SOURCE EXTRACT =
[start]

Berman's receipt of that award set off a series of events involving these parties, including a congressional hearing and a criminal investigation, the ultimate result of which events is the instant litigation. Pl.'s Stmt. of Material Facts ¶ 24. In January 2003, the United States filed suit against POGO and Berman alleging that they had both violated 18 U.S.C. § 209(a) by making and receiving, respectively, the public service award. The United States moved for summary judgment, and the district court granted that motion, explaining in its brief order that the decision was based "'substantially [upon] the reasons set forth in Plaintiff's memorandum in support.'" POGO I, 454 F.3d at 308. The district court then certified the decision for immediate interlocutory appeal. Id.
POGO promptly appealed that decision and the D.C. Circuit ultimately ruled in its favor in POGO I. The court first explained that § 209(a) does not "'prohibit payment for services rendered exclusively to private persons or organizations . . . which have no connection with the services rendered to the Government.'" Id. at 309 (quoting United States v. Muntain, 610 F.2d 964, 970 n.5 (D.C. Cir. 1979)) (emphasis added). Instead, § 209(a) is only violated when there is an "'intentional, direct link between the outside compensation and the employee's government service.'" Id. (quoting Application of 18 U.S.C. § 209 to Employee-Inventors Who Receive Outside Royalty Payments, Op. Off. Legal Counsel, U.S. Dep't of Justice, 2000 WL 33952879 (Sept. 5, 2000)). Thus, as the court saw it, the crucial issue before it was not simply whether POGO paid Berman any sum of money (which it undeniably did), but whether the public service award was rendered to him in connection with his government service. Id. at 310.

[end]

RECORDS TO USE =
[start]

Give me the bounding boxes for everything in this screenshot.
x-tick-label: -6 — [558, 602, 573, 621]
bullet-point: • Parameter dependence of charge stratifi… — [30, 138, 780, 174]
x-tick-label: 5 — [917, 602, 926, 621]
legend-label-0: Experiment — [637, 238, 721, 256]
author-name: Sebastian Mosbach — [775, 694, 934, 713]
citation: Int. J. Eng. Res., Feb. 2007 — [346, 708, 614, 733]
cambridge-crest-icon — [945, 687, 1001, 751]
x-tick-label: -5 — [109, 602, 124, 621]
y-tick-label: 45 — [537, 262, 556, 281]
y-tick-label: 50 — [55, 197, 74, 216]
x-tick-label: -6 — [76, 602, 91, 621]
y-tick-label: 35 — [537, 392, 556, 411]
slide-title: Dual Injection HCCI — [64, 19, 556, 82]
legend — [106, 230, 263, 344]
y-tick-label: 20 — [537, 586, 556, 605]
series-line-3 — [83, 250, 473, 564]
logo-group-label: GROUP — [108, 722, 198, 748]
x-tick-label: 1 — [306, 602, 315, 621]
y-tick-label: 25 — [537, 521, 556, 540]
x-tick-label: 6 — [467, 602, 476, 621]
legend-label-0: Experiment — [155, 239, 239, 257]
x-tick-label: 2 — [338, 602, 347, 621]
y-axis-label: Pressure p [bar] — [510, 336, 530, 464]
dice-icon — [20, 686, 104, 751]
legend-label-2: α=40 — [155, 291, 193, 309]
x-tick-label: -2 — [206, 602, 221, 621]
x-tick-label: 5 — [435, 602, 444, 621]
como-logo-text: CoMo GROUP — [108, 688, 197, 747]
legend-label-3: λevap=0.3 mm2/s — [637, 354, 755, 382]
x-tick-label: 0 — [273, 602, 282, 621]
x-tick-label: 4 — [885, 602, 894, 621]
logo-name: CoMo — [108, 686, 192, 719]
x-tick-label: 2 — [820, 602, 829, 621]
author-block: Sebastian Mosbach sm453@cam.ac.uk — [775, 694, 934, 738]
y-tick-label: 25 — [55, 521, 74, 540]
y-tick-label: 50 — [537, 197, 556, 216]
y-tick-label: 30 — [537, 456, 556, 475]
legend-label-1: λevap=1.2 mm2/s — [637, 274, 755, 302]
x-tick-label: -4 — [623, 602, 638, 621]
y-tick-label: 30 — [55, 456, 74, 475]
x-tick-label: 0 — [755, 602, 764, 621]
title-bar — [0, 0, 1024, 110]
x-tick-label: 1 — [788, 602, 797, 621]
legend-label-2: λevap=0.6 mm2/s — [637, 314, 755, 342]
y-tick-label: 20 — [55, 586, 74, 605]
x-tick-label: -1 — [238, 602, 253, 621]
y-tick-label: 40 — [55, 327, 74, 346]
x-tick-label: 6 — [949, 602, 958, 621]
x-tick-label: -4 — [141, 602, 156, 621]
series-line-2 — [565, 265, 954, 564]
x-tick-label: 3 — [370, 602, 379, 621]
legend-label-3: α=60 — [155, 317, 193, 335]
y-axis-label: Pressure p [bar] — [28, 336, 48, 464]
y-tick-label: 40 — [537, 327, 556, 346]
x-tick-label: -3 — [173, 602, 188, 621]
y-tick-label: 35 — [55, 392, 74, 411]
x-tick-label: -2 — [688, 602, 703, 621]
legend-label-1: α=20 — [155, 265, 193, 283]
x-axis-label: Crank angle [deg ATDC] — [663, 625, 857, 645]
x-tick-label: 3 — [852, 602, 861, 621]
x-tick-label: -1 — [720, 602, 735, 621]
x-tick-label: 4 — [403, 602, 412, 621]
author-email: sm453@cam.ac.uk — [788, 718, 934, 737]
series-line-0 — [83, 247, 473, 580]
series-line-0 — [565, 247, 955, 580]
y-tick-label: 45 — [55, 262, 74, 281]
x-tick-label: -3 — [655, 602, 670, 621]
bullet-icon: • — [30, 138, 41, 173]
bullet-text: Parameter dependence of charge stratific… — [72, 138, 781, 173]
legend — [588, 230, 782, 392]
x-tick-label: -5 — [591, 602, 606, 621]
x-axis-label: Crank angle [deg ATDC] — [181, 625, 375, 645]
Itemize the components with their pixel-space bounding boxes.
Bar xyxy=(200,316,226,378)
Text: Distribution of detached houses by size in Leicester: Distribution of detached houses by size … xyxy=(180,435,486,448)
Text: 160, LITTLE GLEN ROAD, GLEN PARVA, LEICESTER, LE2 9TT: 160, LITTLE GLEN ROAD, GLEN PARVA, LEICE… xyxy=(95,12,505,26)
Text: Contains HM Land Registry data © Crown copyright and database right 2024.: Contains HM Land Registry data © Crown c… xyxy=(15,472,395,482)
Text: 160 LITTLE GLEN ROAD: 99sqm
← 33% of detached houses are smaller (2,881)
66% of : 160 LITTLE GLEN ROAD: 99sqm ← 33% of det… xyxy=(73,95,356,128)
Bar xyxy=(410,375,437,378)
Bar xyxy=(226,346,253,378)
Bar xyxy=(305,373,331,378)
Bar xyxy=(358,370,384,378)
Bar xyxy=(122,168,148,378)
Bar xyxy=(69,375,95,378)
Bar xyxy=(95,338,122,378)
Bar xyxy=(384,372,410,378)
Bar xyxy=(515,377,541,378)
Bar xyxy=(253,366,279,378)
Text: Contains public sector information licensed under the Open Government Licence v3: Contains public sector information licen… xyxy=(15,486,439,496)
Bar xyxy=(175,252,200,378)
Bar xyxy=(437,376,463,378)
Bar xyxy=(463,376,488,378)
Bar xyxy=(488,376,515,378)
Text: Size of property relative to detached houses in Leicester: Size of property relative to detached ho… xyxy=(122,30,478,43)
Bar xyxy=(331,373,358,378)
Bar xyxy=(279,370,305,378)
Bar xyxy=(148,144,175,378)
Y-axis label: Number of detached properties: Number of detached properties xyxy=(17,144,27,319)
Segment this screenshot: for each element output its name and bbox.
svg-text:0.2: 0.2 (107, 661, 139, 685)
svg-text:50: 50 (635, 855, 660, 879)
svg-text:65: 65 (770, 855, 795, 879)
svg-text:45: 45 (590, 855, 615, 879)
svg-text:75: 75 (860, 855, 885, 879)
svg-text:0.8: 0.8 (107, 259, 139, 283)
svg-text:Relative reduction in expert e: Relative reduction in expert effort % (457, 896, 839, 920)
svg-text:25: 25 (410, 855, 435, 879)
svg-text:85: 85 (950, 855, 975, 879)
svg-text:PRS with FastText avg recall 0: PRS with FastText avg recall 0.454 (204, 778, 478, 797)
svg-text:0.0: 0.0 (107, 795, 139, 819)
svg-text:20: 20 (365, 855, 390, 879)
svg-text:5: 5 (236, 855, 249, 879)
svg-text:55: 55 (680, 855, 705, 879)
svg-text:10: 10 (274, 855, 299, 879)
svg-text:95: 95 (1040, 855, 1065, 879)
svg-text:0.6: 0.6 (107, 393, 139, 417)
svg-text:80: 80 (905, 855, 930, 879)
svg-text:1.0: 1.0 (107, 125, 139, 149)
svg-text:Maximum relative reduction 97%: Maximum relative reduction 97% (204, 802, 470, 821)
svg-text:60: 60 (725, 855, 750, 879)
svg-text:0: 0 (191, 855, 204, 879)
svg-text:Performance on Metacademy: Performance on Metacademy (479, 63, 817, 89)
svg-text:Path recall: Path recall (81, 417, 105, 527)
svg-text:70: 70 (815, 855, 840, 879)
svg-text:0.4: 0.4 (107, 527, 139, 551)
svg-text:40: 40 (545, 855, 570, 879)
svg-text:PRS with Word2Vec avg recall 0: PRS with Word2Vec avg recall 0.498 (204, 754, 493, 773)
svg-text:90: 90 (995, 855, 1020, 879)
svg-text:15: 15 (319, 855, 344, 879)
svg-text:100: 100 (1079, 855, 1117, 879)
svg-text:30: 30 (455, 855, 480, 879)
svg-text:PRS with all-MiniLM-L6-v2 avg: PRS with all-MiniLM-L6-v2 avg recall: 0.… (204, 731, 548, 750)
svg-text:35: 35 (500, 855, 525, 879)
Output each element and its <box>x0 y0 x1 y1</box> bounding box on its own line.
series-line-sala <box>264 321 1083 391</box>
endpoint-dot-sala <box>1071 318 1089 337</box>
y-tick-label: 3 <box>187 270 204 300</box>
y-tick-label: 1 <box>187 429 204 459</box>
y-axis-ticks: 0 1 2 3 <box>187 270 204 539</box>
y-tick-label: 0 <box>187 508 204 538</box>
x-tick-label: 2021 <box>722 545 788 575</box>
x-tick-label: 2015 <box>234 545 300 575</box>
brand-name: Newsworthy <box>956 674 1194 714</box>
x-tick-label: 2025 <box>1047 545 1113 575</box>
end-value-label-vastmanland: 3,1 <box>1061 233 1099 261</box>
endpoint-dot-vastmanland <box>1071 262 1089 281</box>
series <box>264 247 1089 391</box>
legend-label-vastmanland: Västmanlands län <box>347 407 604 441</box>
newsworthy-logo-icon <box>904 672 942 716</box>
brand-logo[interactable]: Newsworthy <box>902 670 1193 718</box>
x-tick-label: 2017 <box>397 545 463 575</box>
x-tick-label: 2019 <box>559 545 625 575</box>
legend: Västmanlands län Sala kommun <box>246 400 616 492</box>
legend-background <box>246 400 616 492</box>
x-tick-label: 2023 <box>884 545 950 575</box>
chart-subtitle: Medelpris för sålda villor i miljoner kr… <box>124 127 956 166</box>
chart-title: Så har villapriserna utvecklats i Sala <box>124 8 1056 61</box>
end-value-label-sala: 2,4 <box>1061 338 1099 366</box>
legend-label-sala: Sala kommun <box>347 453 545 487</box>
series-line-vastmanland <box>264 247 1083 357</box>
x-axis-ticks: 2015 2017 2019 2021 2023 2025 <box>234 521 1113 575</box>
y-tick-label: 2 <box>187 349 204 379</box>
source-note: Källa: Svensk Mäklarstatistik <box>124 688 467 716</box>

[end]

REQUEST 1 =
According to the text about the POGO case, when did the United States file suit against POGO and Berman?
REQUEST 2 =
Swap "Experiment" for "Measured" in the records, from the first line up to and including the line with "y-axis-label: Pressure p [bar] — [510, 336, 530, 464]", and return only those lines with everything else left as it stands.
These records have no connection to the text.

FINISHED ANSWER 1 =
In January 2003.

FINISHED ANSWER 2 =
Give me the bounding boxes for everything in this screenshot.
x-tick-label: -6 — [558, 602, 573, 621]
bullet-point: • Parameter dependence of charge stratifi… — [30, 138, 780, 174]
x-tick-label: 5 — [917, 602, 926, 621]
legend-label-0: Measured — [637, 238, 721, 256]
author-name: Sebastian Mosbach — [775, 694, 934, 713]
citation: Int. J. Eng. Res., Feb. 2007 — [346, 708, 614, 733]
cambridge-crest-icon — [945, 687, 1001, 751]
x-tick-label: -5 — [109, 602, 124, 621]
y-tick-label: 45 — [537, 262, 556, 281]
y-tick-label: 50 — [55, 197, 74, 216]
x-tick-label: -6 — [76, 602, 91, 621]
y-tick-label: 35 — [537, 392, 556, 411]
slide-title: Dual Injection HCCI — [64, 19, 556, 82]
legend — [106, 230, 263, 344]
y-tick-label: 20 — [537, 586, 556, 605]
series-line-3 — [83, 250, 473, 564]
logo-group-label: GROUP — [108, 722, 198, 748]
x-tick-label: 1 — [306, 602, 315, 621]
y-tick-label: 25 — [537, 521, 556, 540]
x-tick-label: 6 — [467, 602, 476, 621]
legend-label-0: Measured — [155, 239, 239, 257]
x-tick-label: 2 — [338, 602, 347, 621]
y-axis-label: Pressure p [bar] — [510, 336, 530, 464]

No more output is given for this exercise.